**Available records**.
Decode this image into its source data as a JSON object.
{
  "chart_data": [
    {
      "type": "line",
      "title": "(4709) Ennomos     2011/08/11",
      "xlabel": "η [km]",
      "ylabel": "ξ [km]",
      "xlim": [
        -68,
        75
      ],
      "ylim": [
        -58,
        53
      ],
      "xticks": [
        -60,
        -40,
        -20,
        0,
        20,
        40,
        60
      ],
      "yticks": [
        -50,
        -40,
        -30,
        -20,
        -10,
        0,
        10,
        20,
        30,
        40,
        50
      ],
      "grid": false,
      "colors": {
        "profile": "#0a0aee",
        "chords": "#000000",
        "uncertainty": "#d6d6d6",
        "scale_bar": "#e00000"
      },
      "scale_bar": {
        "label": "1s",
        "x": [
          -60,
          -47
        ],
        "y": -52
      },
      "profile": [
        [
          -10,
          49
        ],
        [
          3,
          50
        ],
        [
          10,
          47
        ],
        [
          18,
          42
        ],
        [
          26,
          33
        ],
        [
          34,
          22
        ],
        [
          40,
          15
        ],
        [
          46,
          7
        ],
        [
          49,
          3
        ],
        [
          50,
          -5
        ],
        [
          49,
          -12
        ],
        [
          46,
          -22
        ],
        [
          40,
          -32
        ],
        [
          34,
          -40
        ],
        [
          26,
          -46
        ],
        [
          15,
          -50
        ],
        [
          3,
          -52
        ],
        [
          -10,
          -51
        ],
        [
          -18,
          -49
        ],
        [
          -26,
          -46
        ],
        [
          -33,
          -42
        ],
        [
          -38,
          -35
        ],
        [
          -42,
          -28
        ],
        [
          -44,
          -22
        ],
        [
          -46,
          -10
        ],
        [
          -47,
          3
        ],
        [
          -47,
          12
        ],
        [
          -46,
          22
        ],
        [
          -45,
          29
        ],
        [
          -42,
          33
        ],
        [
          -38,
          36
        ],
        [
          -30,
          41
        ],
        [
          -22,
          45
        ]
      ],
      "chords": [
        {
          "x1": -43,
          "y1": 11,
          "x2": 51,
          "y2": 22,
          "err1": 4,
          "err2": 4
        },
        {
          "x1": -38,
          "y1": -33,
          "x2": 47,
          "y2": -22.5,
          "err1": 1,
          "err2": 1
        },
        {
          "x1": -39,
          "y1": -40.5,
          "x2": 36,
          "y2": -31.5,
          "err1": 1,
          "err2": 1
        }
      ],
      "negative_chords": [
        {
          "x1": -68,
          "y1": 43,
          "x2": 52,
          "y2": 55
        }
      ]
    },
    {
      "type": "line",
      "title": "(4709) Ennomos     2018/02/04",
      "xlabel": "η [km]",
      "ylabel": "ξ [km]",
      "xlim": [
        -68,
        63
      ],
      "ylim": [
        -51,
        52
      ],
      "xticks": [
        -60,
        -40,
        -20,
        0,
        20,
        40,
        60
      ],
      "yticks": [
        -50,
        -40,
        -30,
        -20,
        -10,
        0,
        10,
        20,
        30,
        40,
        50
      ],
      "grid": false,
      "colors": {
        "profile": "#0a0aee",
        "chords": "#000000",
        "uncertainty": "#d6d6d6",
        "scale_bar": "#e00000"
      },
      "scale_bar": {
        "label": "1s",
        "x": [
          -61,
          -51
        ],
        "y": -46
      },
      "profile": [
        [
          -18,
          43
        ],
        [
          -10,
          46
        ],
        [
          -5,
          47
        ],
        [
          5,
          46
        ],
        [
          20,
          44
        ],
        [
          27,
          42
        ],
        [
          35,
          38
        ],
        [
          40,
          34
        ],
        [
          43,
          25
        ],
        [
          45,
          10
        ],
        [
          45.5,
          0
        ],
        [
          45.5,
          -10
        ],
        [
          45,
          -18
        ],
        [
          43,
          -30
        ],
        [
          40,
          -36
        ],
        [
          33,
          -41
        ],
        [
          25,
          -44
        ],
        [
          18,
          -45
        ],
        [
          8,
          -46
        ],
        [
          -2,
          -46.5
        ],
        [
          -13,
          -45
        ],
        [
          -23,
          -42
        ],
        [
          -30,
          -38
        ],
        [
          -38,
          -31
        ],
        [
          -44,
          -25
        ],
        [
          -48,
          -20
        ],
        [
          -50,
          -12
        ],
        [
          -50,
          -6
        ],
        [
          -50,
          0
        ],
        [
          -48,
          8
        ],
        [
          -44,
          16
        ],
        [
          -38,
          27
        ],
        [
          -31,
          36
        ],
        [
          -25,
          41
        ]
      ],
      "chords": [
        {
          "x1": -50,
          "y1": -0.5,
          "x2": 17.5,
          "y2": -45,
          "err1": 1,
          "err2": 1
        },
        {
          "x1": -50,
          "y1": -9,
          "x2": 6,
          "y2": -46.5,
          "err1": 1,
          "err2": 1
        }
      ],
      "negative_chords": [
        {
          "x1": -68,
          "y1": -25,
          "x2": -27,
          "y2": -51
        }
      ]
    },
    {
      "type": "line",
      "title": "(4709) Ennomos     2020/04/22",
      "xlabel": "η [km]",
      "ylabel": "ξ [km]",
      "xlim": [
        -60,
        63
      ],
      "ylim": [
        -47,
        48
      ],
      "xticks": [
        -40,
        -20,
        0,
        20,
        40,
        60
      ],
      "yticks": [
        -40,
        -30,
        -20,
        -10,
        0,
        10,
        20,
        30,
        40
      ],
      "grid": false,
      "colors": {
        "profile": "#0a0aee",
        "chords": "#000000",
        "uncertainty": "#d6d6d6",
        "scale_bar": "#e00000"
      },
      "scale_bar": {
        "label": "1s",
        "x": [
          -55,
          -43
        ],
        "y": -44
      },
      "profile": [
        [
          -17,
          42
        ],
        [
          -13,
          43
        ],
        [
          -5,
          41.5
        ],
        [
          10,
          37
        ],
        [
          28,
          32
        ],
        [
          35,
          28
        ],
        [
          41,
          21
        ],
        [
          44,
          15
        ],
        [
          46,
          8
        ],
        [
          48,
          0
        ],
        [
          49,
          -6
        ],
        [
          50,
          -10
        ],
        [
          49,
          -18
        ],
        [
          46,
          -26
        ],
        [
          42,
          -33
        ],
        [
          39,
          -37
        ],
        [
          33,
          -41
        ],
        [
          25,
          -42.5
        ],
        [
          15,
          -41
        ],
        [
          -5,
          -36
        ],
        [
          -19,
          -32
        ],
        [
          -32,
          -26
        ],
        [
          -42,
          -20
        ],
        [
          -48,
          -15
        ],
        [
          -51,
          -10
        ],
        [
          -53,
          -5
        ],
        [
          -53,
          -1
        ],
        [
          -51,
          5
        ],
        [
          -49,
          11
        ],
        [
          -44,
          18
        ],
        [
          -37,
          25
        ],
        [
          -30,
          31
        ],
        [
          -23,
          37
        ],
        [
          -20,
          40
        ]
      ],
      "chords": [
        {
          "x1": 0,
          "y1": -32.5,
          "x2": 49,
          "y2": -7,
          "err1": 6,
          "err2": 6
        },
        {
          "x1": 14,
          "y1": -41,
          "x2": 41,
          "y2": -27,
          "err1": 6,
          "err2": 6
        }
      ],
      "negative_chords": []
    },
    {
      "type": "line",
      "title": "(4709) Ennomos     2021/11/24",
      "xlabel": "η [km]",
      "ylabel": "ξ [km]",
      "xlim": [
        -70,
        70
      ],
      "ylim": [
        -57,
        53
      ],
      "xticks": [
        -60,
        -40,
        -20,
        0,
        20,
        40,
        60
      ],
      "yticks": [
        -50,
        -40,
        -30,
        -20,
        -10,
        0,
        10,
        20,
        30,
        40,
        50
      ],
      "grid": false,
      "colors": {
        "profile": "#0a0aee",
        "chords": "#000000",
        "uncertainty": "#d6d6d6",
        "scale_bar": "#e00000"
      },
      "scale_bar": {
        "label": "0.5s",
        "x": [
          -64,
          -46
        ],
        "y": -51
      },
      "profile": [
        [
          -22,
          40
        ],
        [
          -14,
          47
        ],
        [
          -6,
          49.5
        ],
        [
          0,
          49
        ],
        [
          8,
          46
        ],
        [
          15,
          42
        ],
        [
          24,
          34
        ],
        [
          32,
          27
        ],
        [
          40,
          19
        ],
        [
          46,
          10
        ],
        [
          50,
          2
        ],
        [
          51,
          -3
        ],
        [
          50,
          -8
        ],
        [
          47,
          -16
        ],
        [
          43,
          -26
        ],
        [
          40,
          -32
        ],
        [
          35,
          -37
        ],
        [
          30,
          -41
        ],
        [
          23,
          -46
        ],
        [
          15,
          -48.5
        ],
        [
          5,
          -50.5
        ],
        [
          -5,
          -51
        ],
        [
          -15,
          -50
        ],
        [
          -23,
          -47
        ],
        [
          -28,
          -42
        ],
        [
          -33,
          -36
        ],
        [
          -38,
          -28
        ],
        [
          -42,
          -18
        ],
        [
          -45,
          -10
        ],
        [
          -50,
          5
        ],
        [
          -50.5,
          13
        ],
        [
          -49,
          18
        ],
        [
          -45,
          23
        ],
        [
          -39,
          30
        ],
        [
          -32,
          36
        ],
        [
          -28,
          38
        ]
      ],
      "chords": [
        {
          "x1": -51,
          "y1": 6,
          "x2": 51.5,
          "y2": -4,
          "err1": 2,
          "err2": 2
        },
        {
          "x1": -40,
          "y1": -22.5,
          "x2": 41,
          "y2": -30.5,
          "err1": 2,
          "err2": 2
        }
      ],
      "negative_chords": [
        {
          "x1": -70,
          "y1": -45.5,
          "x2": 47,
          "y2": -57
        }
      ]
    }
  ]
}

**Short task**.
Of the lines in the records, determine how many contain the word "title", and report that number alone.

**Task result**.
4